Written exercise:
Gather all lines in the records below that include the word "Source".

---------- The data

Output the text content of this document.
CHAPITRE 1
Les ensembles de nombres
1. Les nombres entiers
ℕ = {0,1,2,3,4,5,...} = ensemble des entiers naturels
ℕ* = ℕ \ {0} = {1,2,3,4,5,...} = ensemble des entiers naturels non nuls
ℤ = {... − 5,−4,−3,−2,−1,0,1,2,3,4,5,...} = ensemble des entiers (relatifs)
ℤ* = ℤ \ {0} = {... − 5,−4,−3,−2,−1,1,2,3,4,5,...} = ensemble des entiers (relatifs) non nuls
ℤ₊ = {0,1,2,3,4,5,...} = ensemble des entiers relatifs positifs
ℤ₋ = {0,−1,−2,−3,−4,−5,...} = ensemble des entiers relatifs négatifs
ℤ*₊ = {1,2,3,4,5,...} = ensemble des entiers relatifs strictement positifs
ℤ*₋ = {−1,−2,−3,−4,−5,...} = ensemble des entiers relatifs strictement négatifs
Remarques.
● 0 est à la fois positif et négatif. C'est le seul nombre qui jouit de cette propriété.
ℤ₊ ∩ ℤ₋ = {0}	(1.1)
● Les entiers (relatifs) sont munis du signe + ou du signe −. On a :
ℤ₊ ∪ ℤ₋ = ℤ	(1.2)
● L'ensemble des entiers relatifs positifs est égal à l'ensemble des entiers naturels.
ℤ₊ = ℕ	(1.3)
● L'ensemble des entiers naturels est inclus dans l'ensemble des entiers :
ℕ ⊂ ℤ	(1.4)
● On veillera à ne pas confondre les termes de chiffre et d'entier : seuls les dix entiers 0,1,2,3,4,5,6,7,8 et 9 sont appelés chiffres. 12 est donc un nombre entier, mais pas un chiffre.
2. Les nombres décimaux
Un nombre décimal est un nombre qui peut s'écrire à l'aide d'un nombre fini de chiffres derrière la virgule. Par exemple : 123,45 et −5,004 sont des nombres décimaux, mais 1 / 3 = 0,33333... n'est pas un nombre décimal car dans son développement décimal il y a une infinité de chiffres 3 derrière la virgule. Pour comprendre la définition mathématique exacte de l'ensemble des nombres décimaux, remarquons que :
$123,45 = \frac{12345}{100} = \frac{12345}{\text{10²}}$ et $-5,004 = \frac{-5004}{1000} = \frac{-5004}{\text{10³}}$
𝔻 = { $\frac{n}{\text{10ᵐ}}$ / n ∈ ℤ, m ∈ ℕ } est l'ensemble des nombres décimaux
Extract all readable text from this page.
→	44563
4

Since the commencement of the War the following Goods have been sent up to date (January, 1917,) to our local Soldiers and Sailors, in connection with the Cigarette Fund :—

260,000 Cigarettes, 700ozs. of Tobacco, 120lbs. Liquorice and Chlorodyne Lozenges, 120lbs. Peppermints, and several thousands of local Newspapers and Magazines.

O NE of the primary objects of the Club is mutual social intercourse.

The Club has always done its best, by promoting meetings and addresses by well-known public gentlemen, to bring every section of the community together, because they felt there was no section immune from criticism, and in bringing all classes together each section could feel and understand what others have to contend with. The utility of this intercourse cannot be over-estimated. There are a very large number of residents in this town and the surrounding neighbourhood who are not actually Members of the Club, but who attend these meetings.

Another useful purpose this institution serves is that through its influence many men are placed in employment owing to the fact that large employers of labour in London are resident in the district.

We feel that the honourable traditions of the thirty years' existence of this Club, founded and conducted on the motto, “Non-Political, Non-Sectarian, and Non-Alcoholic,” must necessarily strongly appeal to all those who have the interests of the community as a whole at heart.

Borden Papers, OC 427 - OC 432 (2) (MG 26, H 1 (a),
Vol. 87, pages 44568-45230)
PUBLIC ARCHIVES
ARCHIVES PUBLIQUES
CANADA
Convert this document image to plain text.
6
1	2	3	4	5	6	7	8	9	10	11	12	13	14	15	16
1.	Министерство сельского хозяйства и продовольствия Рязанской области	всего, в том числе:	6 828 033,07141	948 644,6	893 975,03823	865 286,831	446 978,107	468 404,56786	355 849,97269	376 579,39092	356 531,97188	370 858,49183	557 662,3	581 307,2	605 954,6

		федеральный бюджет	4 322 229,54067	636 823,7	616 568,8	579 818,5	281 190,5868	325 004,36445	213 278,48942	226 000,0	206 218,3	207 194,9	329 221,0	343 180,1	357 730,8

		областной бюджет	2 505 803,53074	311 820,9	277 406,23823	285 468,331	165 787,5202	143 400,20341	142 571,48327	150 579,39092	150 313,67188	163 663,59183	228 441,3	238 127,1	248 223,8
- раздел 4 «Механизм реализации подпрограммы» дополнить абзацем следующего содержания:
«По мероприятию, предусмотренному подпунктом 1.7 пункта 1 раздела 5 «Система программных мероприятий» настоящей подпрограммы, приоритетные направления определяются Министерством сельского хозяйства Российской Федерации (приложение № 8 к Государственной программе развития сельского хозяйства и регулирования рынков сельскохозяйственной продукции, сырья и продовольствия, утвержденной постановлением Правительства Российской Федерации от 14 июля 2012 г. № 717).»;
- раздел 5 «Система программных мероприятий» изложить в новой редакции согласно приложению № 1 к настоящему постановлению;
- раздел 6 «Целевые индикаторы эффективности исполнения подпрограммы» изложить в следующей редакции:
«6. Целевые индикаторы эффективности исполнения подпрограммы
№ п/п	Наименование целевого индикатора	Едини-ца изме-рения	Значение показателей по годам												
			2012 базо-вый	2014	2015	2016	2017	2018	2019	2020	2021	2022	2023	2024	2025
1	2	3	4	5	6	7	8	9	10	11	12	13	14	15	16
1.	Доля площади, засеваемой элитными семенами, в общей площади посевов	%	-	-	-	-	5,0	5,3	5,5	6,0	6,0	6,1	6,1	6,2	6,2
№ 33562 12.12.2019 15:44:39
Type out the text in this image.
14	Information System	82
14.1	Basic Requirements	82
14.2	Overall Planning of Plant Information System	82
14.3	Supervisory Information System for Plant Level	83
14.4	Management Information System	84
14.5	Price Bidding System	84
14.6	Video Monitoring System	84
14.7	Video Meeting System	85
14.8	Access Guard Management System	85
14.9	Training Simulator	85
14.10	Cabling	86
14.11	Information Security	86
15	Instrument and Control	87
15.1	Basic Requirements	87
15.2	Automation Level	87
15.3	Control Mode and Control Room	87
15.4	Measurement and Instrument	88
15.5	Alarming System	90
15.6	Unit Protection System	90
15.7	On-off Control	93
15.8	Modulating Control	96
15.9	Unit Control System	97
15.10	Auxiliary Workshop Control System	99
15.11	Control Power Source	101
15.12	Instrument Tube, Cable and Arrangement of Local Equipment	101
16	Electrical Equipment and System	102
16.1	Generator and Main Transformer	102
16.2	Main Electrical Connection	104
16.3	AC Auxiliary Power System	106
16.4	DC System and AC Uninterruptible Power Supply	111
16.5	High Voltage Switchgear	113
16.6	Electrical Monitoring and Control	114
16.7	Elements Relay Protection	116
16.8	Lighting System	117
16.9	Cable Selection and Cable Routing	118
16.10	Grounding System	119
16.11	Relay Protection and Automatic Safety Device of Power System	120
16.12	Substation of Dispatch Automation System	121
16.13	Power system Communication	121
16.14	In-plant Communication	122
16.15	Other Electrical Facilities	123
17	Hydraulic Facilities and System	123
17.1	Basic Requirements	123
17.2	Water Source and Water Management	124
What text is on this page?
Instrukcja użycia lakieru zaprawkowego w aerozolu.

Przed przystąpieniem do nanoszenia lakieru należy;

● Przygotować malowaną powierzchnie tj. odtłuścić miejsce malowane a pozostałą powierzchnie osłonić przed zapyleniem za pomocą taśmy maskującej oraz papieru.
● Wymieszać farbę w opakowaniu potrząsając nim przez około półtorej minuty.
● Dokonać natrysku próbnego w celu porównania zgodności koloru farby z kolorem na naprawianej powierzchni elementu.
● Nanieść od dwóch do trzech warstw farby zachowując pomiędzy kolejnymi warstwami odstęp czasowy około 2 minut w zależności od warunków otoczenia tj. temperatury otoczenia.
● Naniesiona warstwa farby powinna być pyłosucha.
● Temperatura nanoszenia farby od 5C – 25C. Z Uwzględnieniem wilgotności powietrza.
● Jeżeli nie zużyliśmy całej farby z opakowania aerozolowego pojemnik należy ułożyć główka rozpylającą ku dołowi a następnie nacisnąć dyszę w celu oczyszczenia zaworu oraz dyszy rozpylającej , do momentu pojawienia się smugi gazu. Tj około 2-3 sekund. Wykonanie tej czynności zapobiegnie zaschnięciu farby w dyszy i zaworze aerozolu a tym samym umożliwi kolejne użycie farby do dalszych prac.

--------------------

Full output:
15.11	Control Power Source	101
17.2	Water Source and Water Management	124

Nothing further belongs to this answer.